Leave out the pictures and copy everything else in the entries exactly.

------------------------------

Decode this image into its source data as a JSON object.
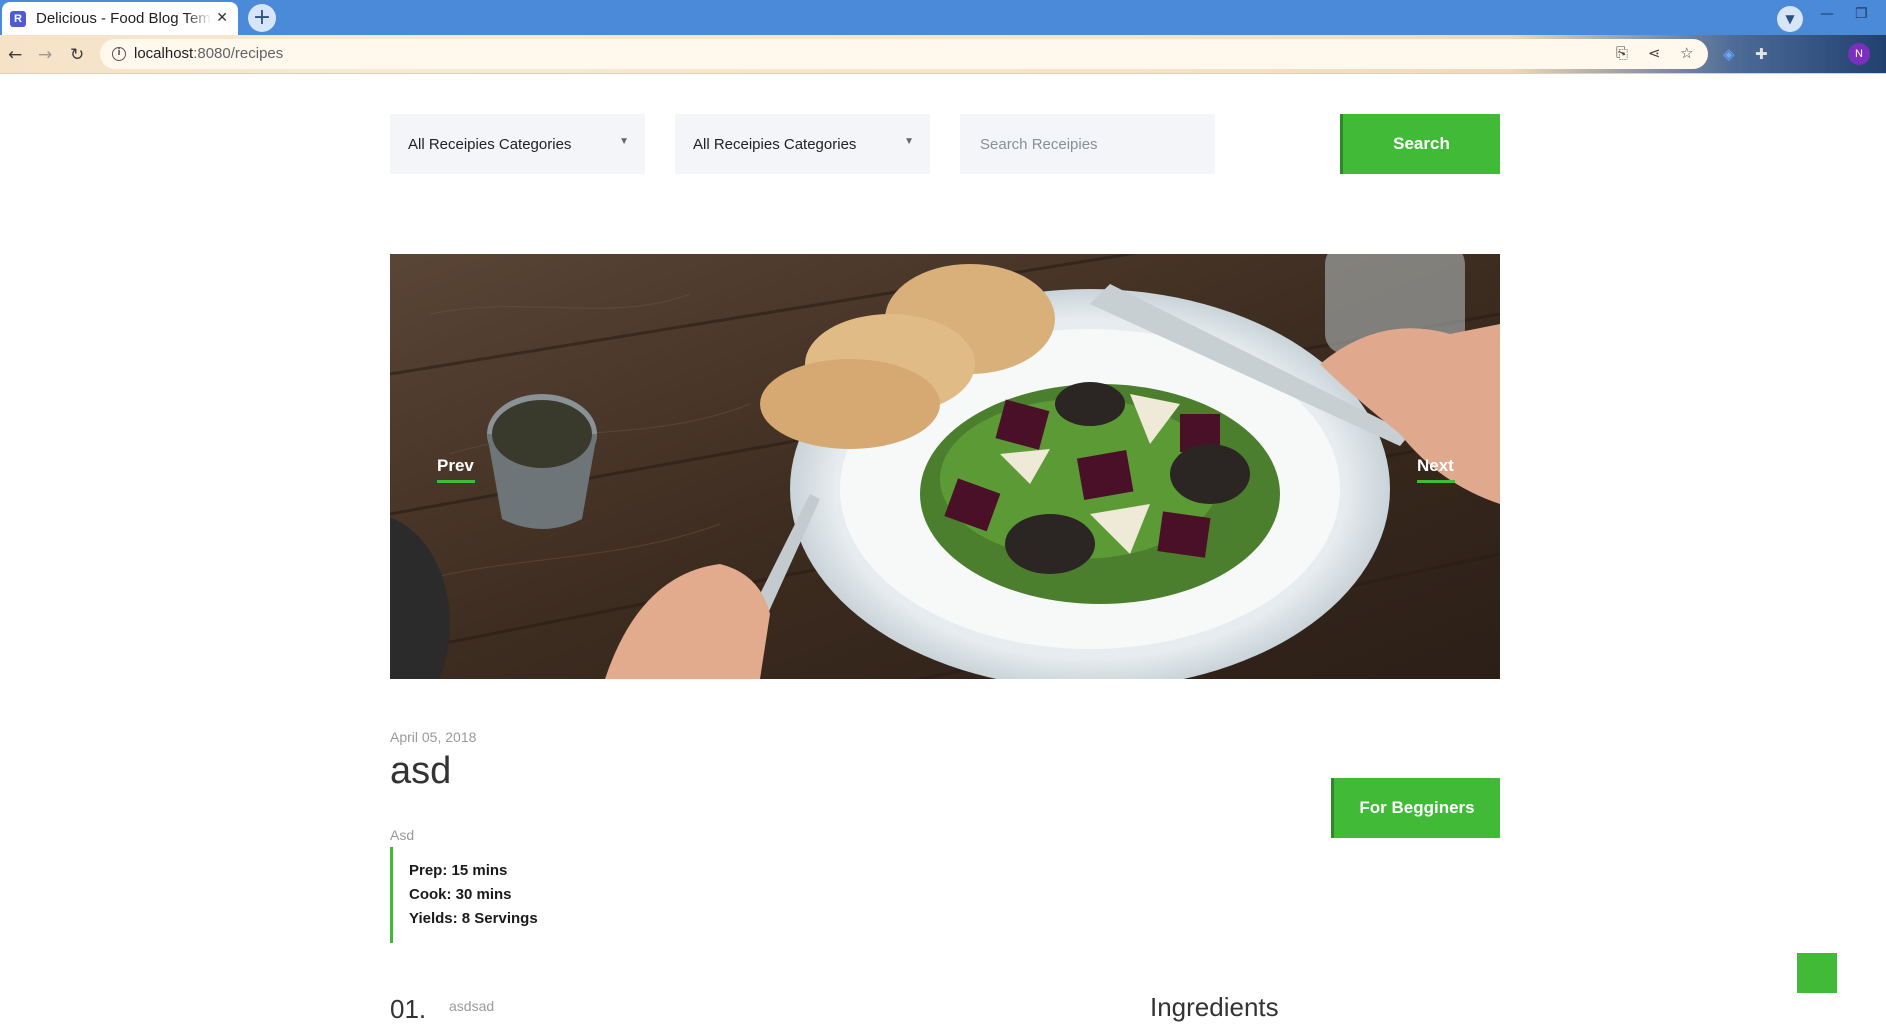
{
  "browser": {
    "tab_title": "Delicious - Food Blog Template | Home",
    "tab_close": "✕",
    "new_tab": "+",
    "url_host": "localhost",
    "url_path": ":8080/recipes",
    "profile_initial": "N",
    "icons": [
      "back-icon",
      "forward-icon",
      "reload-icon",
      "info-icon",
      "translate-icon",
      "share-icon",
      "star-icon",
      "extension-icon",
      "puzzle-icon",
      "tab-search-icon"
    ]
  },
  "filters": {
    "category_1": "All Receipies Categories",
    "category_2": "All Receipies Categories",
    "search_placeholder": "Search Receipies",
    "search_button": "Search"
  },
  "hero": {
    "prev_label": "Prev",
    "next_label": "Next"
  },
  "post": {
    "date": "April 05, 2018",
    "title": "asd",
    "subtitle": "Asd",
    "prep": "Prep: 15 mins",
    "cook": "Cook: 30 mins",
    "yields": "Yields: 8 Servings",
    "level_button": "For Begginers"
  },
  "steps": [
    {
      "number": "01.",
      "text": "asdsad"
    }
  ],
  "ingredients_title": "Ingredients",
  "colors": {
    "accent": "#40ba37",
    "tabbar": "#4a8ad9"
  }
}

------------------------------

#### The output
Decode this image into its source data as a JSON object.
{
  "browser": {
    "tab_title": "Delicious - Food Blog Template | Home",
    "tab_close": "✕",
    "new_tab": "+",
    "url_host": "localhost",
    "url_path": ":8080/recipes",
    "profile_initial": "N",
    "icons": [
      "back-icon",
      "forward-icon",
      "reload-icon",
      "info-icon",
      "translate-icon",
      "share-icon",
      "star-icon",
      "extension-icon",
      "puzzle-icon",
      "tab-search-icon"
    ]
  },
  "filters": {
    "category_1": "All Receipies Categories",
    "category_2": "All Receipies Categories",
    "search_placeholder": "Search Receipies",
    "search_button": "Search"
  },
  "hero": {
    "prev_label": "Prev",
    "next_label": "Next"
  },
  "post": {
    "date": "April 05, 2018",
    "title": "asd",
    "subtitle": "Asd",
    "prep": "Prep: 15 mins",
    "cook": "Cook: 30 mins",
    "yields": "Yields: 8 Servings",
    "level_button": "For Begginers"
  },
  "steps": [
    {
      "number": "01.",
      "text": "asdsad"
    }
  ],
  "ingredients_title": "Ingredients",
  "colors": {
    "accent": "#40ba37",
    "tabbar": "#4a8ad9"
  }
}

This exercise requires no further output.